+++ PROVIDED DATA +++

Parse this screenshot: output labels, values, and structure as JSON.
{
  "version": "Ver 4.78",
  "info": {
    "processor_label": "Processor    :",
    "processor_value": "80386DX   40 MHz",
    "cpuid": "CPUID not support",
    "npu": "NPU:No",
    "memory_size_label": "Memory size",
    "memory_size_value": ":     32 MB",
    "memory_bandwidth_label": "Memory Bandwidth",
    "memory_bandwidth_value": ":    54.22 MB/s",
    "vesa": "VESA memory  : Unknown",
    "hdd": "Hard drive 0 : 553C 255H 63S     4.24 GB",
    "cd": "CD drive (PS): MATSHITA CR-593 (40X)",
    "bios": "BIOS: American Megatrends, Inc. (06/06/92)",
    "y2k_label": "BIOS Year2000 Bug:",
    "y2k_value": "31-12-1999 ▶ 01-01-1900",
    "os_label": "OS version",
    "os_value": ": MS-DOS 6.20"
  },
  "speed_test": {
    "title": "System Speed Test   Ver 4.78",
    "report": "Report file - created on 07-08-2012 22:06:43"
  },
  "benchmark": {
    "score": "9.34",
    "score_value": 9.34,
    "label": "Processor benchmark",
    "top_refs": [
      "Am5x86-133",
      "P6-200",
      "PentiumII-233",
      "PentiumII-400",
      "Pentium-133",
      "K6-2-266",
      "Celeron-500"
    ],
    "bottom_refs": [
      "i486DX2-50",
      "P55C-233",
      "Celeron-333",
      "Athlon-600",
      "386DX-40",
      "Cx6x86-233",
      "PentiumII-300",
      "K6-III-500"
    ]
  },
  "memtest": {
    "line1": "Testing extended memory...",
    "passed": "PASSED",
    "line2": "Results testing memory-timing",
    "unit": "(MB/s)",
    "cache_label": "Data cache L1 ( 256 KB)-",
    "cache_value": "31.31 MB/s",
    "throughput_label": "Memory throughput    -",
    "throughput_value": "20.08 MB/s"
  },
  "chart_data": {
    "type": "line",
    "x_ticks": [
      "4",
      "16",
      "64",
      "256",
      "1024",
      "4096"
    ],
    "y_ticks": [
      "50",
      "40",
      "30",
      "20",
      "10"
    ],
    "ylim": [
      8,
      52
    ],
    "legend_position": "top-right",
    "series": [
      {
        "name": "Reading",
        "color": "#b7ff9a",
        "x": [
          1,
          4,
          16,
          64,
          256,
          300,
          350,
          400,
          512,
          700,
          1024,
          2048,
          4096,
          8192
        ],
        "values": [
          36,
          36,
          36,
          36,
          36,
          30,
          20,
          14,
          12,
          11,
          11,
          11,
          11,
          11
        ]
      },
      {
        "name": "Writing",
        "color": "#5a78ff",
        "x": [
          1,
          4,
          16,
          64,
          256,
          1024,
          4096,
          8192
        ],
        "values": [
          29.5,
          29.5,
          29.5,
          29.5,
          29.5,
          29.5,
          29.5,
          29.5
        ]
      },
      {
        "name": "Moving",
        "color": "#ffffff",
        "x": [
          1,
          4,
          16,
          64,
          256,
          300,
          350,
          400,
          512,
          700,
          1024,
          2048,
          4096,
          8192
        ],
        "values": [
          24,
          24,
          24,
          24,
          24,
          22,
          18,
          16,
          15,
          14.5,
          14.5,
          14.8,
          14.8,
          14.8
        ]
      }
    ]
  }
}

+++

YOUR TASK – Transcribe every entry word for word.

RIGHT ANSWER –
Parse this screenshot: output labels, values, and structure as JSON.
{
  "version": "Ver 4.78",
  "info": {
    "processor_label": "Processor    :",
    "processor_value": "80386DX   40 MHz",
    "cpuid": "CPUID not support",
    "npu": "NPU:No",
    "memory_size_label": "Memory size",
    "memory_size_value": ":     32 MB",
    "memory_bandwidth_label": "Memory Bandwidth",
    "memory_bandwidth_value": ":    54.22 MB/s",
    "vesa": "VESA memory  : Unknown",
    "hdd": "Hard drive 0 : 553C 255H 63S     4.24 GB",
    "cd": "CD drive (PS): MATSHITA CR-593 (40X)",
    "bios": "BIOS: American Megatrends, Inc. (06/06/92)",
    "y2k_label": "BIOS Year2000 Bug:",
    "y2k_value": "31-12-1999 ▶ 01-01-1900",
    "os_label": "OS version",
    "os_value": ": MS-DOS 6.20"
  },
  "speed_test": {
    "title": "System Speed Test   Ver 4.78",
    "report": "Report file - created on 07-08-2012 22:06:43"
  },
  "benchmark": {
    "score": "9.34",
    "score_value": 9.34,
    "label": "Processor benchmark",
    "top_refs": [
      "Am5x86-133",
      "P6-200",
      "PentiumII-233",
      "PentiumII-400",
      "Pentium-133",
      "K6-2-266",
      "Celeron-500"
    ],
    "bottom_refs": [
      "i486DX2-50",
      "P55C-233",
      "Celeron-333",
      "Athlon-600",
      "386DX-40",
      "Cx6x86-233",
      "PentiumII-300",
      "K6-III-500"
    ]
  },
  "memtest": {
    "line1": "Testing extended memory...",
    "passed": "PASSED",
    "line2": "Results testing memory-timing",
    "unit": "(MB/s)",
    "cache_label": "Data cache L1 ( 256 KB)-",
    "cache_value": "31.31 MB/s",
    "throughput_label": "Memory throughput    -",
    "throughput_value": "20.08 MB/s"
  },
  "chart_data": {
    "type": "line",
    "x_ticks": [
      "4",
      "16",
      "64",
      "256",
      "1024",
      "4096"
    ],
    "y_ticks": [
      "50",
      "40",
      "30",
      "20",
      "10"
    ],
    "ylim": [
      8,
      52
    ],
    "legend_position": "top-right",
    "series": [
      {
        "name": "Reading",
        "color": "#b7ff9a",
        "x": [
          1,
          4,
          16,
          64,
          256,
          300,
          350,
          400,
          512,
          700,
          1024,
          2048,
          4096,
          8192
        ],
        "values": [
          36,
          36,
          36,
          36,
          36,
          30,
          20,
          14,
          12,
          11,
          11,
          11,
          11,
          11
        ]
      },
      {
        "name": "Writing",
        "color": "#5a78ff",
        "x": [
          1,
          4,
          16,
          64,
          256,
          1024,
          4096,
          8192
        ],
        "values": [
          29.5,
          29.5,
          29.5,
          29.5,
          29.5,
          29.5,
          29.5,
          29.5
        ]
      },
      {
        "name": "Moving",
        "color": "#ffffff",
        "x": [
          1,
          4,
          16,
          64,
          256,
          300,
          350,
          400,
          512,
          700,
          1024,
          2048,
          4096,
          8192
        ],
        "values": [
          24,
          24,
          24,
          24,
          24,
          22,
          18,
          16,
          15,
          14.5,
          14.5,
          14.8,
          14.8,
          14.8
        ]
      }
    ]
  }
}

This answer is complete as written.